- **Exercise input**:
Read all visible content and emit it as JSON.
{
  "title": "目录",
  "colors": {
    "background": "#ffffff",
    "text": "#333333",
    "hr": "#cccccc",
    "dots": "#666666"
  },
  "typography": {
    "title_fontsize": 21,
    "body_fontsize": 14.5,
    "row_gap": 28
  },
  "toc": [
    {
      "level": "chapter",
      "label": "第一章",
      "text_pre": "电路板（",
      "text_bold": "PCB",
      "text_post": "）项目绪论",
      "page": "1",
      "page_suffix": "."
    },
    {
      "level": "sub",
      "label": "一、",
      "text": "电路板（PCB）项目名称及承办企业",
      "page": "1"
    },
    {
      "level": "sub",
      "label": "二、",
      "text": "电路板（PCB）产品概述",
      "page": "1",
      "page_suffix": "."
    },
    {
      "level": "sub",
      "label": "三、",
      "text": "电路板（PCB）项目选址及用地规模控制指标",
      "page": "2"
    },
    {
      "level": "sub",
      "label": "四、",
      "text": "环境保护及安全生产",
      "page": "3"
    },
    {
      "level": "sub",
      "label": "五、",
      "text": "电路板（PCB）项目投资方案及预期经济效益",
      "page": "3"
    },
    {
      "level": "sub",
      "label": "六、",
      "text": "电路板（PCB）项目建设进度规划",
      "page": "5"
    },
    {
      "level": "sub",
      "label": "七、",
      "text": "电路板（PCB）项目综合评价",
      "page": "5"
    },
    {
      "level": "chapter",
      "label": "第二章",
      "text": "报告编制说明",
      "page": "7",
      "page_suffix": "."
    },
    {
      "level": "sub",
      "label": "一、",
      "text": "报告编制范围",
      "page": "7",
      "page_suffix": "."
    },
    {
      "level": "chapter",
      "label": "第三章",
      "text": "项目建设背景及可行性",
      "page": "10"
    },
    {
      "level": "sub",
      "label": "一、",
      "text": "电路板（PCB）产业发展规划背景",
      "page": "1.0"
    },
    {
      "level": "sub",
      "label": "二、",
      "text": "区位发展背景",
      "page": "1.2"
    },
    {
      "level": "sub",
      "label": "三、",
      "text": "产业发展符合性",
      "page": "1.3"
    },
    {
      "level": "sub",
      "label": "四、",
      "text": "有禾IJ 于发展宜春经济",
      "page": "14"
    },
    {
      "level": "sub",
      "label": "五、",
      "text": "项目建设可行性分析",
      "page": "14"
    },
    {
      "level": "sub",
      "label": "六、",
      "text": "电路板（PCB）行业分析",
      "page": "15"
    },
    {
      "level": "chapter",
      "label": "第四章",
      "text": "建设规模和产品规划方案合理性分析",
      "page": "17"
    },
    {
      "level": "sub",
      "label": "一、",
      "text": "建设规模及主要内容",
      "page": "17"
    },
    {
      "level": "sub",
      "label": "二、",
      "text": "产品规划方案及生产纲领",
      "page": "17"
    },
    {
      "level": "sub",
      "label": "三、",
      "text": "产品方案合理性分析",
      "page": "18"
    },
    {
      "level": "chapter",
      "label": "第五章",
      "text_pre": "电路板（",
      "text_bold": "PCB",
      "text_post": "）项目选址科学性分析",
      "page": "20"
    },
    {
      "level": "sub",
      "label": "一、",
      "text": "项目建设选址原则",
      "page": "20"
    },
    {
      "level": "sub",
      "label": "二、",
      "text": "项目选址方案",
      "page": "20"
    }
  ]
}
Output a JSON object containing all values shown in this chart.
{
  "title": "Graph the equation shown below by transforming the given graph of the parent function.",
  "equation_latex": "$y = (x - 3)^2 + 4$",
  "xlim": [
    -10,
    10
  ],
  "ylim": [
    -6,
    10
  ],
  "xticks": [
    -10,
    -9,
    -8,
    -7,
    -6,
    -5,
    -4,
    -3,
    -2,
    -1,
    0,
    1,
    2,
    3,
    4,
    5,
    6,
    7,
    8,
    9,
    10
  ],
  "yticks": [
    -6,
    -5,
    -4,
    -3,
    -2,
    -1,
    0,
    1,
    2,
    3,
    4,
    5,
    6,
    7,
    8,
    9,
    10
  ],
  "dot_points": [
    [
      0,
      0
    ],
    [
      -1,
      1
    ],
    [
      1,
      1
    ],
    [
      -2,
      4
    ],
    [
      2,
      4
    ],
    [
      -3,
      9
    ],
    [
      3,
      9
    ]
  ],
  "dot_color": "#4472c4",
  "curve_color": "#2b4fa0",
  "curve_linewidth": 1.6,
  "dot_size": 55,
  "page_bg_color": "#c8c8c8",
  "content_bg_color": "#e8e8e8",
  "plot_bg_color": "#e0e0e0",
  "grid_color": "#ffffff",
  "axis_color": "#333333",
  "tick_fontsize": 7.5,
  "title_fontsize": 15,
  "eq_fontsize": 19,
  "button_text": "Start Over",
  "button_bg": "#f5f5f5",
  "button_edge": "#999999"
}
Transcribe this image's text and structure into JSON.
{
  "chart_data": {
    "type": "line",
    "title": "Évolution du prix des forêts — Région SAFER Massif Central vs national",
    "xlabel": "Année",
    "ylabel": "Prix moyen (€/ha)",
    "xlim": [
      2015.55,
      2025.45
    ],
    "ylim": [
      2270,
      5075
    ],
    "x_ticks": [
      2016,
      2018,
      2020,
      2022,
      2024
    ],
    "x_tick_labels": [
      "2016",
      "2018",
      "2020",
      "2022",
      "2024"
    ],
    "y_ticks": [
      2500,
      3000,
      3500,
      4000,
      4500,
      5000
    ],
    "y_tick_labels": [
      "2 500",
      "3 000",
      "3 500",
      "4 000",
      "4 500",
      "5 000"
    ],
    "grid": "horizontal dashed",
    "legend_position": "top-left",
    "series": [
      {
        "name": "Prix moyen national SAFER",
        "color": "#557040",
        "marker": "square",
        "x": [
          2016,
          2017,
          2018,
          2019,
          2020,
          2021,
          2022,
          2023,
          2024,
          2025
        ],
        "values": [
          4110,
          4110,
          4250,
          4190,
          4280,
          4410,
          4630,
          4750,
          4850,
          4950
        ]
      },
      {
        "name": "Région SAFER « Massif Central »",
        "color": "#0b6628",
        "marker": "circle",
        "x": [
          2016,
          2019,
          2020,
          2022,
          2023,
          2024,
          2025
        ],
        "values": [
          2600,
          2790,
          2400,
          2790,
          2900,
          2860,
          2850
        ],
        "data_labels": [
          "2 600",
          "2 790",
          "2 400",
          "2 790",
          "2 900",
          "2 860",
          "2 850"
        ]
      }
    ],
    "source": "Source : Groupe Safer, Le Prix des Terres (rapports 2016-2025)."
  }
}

- **Stated exercise**:
The records above should be restated word for word, please.

- **Answer for this exercise**:
Read all visible content and emit it as JSON.
{
  "title": "目录",
  "colors": {
    "background": "#ffffff",
    "text": "#333333",
    "hr": "#cccccc",
    "dots": "#666666"
  },
  "typography": {
    "title_fontsize": 21,
    "body_fontsize": 14.5,
    "row_gap": 28
  },
  "toc": [
    {
      "level": "chapter",
      "label": "第一章",
      "text_pre": "电路板（",
      "text_bold": "PCB",
      "text_post": "）项目绪论",
      "page": "1",
      "page_suffix": "."
    },
    {
      "level": "sub",
      "label": "一、",
      "text": "电路板（PCB）项目名称及承办企业",
      "page": "1"
    },
    {
      "level": "sub",
      "label": "二、",
      "text": "电路板（PCB）产品概述",
      "page": "1",
      "page_suffix": "."
    },
    {
      "level": "sub",
      "label": "三、",
      "text": "电路板（PCB）项目选址及用地规模控制指标",
      "page": "2"
    },
    {
      "level": "sub",
      "label": "四、",
      "text": "环境保护及安全生产",
      "page": "3"
    },
    {
      "level": "sub",
      "label": "五、",
      "text": "电路板（PCB）项目投资方案及预期经济效益",
      "page": "3"
    },
    {
      "level": "sub",
      "label": "六、",
      "text": "电路板（PCB）项目建设进度规划",
      "page": "5"
    },
    {
      "level": "sub",
      "label": "七、",
      "text": "电路板（PCB）项目综合评价",
      "page": "5"
    },
    {
      "level": "chapter",
      "label": "第二章",
      "text": "报告编制说明",
      "page": "7",
      "page_suffix": "."
    },
    {
      "level": "sub",
      "label": "一、",
      "text": "报告编制范围",
      "page": "7",
      "page_suffix": "."
    },
    {
      "level": "chapter",
      "label": "第三章",
      "text": "项目建设背景及可行性",
      "page": "10"
    },
    {
      "level": "sub",
      "label": "一、",
      "text": "电路板（PCB）产业发展规划背景",
      "page": "1.0"
    },
    {
      "level": "sub",
      "label": "二、",
      "text": "区位发展背景",
      "page": "1.2"
    },
    {
      "level": "sub",
      "label": "三、",
      "text": "产业发展符合性",
      "page": "1.3"
    },
    {
      "level": "sub",
      "label": "四、",
      "text": "有禾IJ 于发展宜春经济",
      "page": "14"
    },
    {
      "level": "sub",
      "label": "五、",
      "text": "项目建设可行性分析",
      "page": "14"
    },
    {
      "level": "sub",
      "label": "六、",
      "text": "电路板（PCB）行业分析",
      "page": "15"
    },
    {
      "level": "chapter",
      "label": "第四章",
      "text": "建设规模和产品规划方案合理性分析",
      "page": "17"
    },
    {
      "level": "sub",
      "label": "一、",
      "text": "建设规模及主要内容",
      "page": "17"
    },
    {
      "level": "sub",
      "label": "二、",
      "text": "产品规划方案及生产纲领",
      "page": "17"
    },
    {
      "level": "sub",
      "label": "三、",
      "text": "产品方案合理性分析",
      "page": "18"
    },
    {
      "level": "chapter",
      "label": "第五章",
      "text_pre": "电路板（",
      "text_bold": "PCB",
      "text_post": "）项目选址科学性分析",
      "page": "20"
    },
    {
      "level": "sub",
      "label": "一、",
      "text": "项目建设选址原则",
      "page": "20"
    },
    {
      "level": "sub",
      "label": "二、",
      "text": "项目选址方案",
      "page": "20"
    }
  ]
}
Output a JSON object containing all values shown in this chart.
{
  "title": "Graph the equation shown below by transforming the given graph of the parent function.",
  "equation_latex": "$y = (x - 3)^2 + 4$",
  "xlim": [
    -10,
    10
  ],
  "ylim": [
    -6,
    10
  ],
  "xticks": [
    -10,
    -9,
    -8,
    -7,
    -6,
    -5,
    -4,
    -3,
    -2,
    -1,
    0,
    1,
    2,
    3,
    4,
    5,
    6,
    7,
    8,
    9,
    10
  ],
  "yticks": [
    -6,
    -5,
    -4,
    -3,
    -2,
    -1,
    0,
    1,
    2,
    3,
    4,
    5,
    6,
    7,
    8,
    9,
    10
  ],
  "dot_points": [
    [
      0,
      0
    ],
    [
      -1,
      1
    ],
    [
      1,
      1
    ],
    [
      -2,
      4
    ],
    [
      2,
      4
    ],
    [
      -3,
      9
    ],
    [
      3,
      9
    ]
  ],
  "dot_color": "#4472c4",
  "curve_color": "#2b4fa0",
  "curve_linewidth": 1.6,
  "dot_size": 55,
  "page_bg_color": "#c8c8c8",
  "content_bg_color": "#e8e8e8",
  "plot_bg_color": "#e0e0e0",
  "grid_color": "#ffffff",
  "axis_color": "#333333",
  "tick_fontsize": 7.5,
  "title_fontsize": 15,
  "eq_fontsize": 19,
  "button_text": "Start Over",
  "button_bg": "#f5f5f5",
  "button_edge": "#999999"
}
Transcribe this image's text and structure into JSON.
{
  "chart_data": {
    "type": "line",
    "title": "Évolution du prix des forêts — Région SAFER Massif Central vs national",
    "xlabel": "Année",
    "ylabel": "Prix moyen (€/ha)",
    "xlim": [
      2015.55,
      2025.45
    ],
    "ylim": [
      2270,
      5075
    ],
    "x_ticks": [
      2016,
      2018,
      2020,
      2022,
      2024
    ],
    "x_tick_labels": [
      "2016",
      "2018",
      "2020",
      "2022",
      "2024"
    ],
    "y_ticks": [
      2500,
      3000,
      3500,
      4000,
      4500,
      5000
    ],
    "y_tick_labels": [
      "2 500",
      "3 000",
      "3 500",
      "4 000",
      "4 500",
      "5 000"
    ],
    "grid": "horizontal dashed",
    "legend_position": "top-left",
    "series": [
      {
        "name": "Prix moyen national SAFER",
        "color": "#557040",
        "marker": "square",
        "x": [
          2016,
          2017,
          2018,
          2019,
          2020,
          2021,
          2022,
          2023,
          2024,
          2025
        ],
        "values": [
          4110,
          4110,
          4250,
          4190,
          4280,
          4410,
          4630,
          4750,
          4850,
          4950
        ]
      },
      {
        "name": "Région SAFER « Massif Central »",
        "color": "#0b6628",
        "marker": "circle",
        "x": [
          2016,
          2019,
          2020,
          2022,
          2023,
          2024,
          2025
        ],
        "values": [
          2600,
          2790,
          2400,
          2790,
          2900,
          2860,
          2850
        ],
        "data_labels": [
          "2 600",
          "2 790",
          "2 400",
          "2 790",
          "2 900",
          "2 860",
          "2 850"
        ]
      }
    ],
    "source": "Source : Groupe Safer, Le Prix des Terres (rapports 2016-2025)."
  }
}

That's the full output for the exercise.